Data extracted from a collection:
** Start **
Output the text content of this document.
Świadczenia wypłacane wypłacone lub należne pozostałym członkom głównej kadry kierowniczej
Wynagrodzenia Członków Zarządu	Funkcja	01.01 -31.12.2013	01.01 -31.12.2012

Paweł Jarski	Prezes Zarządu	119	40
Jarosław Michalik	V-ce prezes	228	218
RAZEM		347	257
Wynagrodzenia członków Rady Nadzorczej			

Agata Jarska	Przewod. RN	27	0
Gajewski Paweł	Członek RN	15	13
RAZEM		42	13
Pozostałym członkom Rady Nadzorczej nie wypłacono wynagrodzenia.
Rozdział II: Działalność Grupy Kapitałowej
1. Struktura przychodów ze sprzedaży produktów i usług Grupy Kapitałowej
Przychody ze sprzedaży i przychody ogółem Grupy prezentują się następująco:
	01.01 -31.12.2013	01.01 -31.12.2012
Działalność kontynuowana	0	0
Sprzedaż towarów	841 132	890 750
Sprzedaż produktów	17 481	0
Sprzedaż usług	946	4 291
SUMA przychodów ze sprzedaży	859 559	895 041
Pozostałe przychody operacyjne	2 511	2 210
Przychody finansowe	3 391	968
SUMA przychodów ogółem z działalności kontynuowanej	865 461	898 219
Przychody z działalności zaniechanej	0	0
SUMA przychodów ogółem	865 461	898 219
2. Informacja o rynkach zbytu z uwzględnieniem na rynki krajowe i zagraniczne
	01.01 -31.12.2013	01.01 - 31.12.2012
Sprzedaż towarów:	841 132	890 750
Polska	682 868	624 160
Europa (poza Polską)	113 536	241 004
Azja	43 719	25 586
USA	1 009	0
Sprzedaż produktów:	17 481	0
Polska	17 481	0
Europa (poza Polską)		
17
** End **
Requirement:
Find each line in the records holding the string "Grupy" and show it.

Task solution:
Rozdział II: Działalność Grupy Kapitałowej
1. Struktura przychodów ze sprzedaży produktów i usług Grupy Kapitałowej
Przychody ze sprzedaży i przychody ogółem Grupy prezentują się następująco:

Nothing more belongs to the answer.